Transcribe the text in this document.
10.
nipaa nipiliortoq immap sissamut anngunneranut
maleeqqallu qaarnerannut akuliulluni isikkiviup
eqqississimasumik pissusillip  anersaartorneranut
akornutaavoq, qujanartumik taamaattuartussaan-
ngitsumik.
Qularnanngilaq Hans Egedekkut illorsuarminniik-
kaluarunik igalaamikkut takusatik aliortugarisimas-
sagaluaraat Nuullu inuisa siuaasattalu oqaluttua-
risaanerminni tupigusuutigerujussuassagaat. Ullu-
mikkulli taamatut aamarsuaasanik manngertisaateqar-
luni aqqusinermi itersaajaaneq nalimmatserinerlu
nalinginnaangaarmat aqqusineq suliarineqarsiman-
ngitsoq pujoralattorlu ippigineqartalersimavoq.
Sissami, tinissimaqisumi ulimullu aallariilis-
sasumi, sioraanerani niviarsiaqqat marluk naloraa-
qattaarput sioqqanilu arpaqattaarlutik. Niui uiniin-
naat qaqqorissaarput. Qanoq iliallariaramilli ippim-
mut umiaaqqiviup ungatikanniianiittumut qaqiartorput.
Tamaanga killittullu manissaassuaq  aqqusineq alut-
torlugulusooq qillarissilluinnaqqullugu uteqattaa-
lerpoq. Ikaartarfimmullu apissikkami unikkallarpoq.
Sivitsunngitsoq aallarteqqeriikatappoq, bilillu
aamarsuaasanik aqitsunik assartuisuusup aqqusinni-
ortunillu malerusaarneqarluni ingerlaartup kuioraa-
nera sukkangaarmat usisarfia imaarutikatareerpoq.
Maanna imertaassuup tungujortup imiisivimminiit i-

------------------------------------------------------------

■ Requirements
Print the listing above in full, exactly as it is.

■ Result of the task
Transcribe the text in this document.
10.
nipaa nipiliortoq immap sissamut anngunneranut
maleeqqallu qaarnerannut akuliulluni isikkiviup
eqqississimasumik pissusillip  anersaartorneranut
akornutaavoq, qujanartumik taamaattuartussaan-
ngitsumik.
Qularnanngilaq Hans Egedekkut illorsuarminniik-
kaluarunik igalaamikkut takusatik aliortugarisimas-
sagaluaraat Nuullu inuisa siuaasattalu oqaluttua-
risaanerminni tupigusuutigerujussuassagaat. Ullu-
mikkulli taamatut aamarsuaasanik manngertisaateqar-
luni aqqusinermi itersaajaaneq nalimmatserinerlu
nalinginnaangaarmat aqqusineq suliarineqarsiman-
ngitsoq pujoralattorlu ippigineqartalersimavoq.
Sissami, tinissimaqisumi ulimullu aallariilis-
sasumi, sioraanerani niviarsiaqqat marluk naloraa-
qattaarput sioqqanilu arpaqattaarlutik. Niui uiniin-
naat qaqqorissaarput. Qanoq iliallariaramilli ippim-
mut umiaaqqiviup ungatikanniianiittumut qaqiartorput.
Tamaanga killittullu manissaassuaq  aqqusineq alut-
torlugulusooq qillarissilluinnaqqullugu uteqattaa-
lerpoq. Ikaartarfimmullu apissikkami unikkallarpoq.
Sivitsunngitsoq aallarteqqeriikatappoq, bilillu
aamarsuaasanik aqitsunik assartuisuusup aqqusinni-
ortunillu malerusaarneqarluni ingerlaartup kuioraa-
nera sukkangaarmat usisarfia imaarutikatareerpoq.
Maanna imertaassuup tungujortup imiisivimminiit i-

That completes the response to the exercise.